(Entries from a page text collection)
※ ※ ※

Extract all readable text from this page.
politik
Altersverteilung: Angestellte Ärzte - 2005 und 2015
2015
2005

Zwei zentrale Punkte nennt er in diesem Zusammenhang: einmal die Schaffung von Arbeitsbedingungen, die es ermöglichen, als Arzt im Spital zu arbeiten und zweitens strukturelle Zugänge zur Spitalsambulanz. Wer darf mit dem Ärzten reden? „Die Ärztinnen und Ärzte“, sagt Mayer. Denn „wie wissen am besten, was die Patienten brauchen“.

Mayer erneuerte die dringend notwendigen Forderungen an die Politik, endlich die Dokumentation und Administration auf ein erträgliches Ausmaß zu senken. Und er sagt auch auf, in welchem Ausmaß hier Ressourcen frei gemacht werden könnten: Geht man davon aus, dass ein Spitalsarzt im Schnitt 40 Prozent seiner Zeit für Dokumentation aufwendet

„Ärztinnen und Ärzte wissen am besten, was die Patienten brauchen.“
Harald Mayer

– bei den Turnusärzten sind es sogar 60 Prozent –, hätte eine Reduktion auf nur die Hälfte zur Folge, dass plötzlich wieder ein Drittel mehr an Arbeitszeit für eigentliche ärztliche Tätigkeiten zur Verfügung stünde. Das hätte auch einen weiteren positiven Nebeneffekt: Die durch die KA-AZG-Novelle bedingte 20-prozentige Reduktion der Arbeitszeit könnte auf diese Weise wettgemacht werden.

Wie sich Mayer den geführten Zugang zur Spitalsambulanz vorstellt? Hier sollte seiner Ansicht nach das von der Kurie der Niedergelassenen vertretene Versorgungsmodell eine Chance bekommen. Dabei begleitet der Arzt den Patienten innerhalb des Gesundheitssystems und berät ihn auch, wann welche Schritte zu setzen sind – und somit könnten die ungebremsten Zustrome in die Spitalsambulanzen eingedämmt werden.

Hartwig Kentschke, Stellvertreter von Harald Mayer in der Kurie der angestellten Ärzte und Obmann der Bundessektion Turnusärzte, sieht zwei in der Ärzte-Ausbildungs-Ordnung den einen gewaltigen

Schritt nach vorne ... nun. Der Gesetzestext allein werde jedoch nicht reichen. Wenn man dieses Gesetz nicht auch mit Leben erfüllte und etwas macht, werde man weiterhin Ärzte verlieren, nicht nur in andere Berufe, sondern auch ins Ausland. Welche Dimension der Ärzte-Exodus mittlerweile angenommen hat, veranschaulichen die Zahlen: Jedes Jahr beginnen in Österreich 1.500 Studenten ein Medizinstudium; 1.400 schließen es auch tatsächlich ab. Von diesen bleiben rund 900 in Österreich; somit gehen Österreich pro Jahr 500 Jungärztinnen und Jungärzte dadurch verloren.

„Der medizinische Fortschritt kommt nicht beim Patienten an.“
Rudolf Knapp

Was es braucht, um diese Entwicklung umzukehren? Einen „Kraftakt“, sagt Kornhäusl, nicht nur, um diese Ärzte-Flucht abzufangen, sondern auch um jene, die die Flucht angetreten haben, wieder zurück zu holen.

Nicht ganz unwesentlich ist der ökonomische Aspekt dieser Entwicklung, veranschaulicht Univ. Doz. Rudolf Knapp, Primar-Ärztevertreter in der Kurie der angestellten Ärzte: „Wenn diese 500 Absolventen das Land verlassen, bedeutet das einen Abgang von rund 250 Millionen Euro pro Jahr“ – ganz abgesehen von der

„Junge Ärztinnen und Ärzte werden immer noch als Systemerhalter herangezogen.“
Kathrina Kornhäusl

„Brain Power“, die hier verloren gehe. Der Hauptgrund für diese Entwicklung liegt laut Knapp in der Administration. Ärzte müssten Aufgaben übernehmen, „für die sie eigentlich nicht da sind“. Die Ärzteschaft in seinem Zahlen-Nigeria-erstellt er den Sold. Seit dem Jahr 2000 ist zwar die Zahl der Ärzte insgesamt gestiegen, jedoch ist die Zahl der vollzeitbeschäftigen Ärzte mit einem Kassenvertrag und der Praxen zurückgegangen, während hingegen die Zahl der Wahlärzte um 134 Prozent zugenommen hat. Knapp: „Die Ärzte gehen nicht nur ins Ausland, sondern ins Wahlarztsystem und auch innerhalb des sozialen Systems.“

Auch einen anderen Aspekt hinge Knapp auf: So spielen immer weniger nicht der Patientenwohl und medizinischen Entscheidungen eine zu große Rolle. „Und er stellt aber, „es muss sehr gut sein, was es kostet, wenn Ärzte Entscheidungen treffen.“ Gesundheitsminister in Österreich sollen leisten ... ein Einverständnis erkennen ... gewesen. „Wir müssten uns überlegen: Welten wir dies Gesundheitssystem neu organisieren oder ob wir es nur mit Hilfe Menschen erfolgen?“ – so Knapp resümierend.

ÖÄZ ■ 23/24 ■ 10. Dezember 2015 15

※ ※ ※

Scan the entries for the word "Kornhäusl". Report each line that has it.

Was es braucht, um diese Entwicklung umzukehren? Einen „Kraftakt“, sagt Kornhäusl, nicht nur, um diese Ärzte-Flucht abzufangen, sondern auch um jene, die die Flucht angetreten haben, wieder zurück zu holen.
Kathrina Kornhäusl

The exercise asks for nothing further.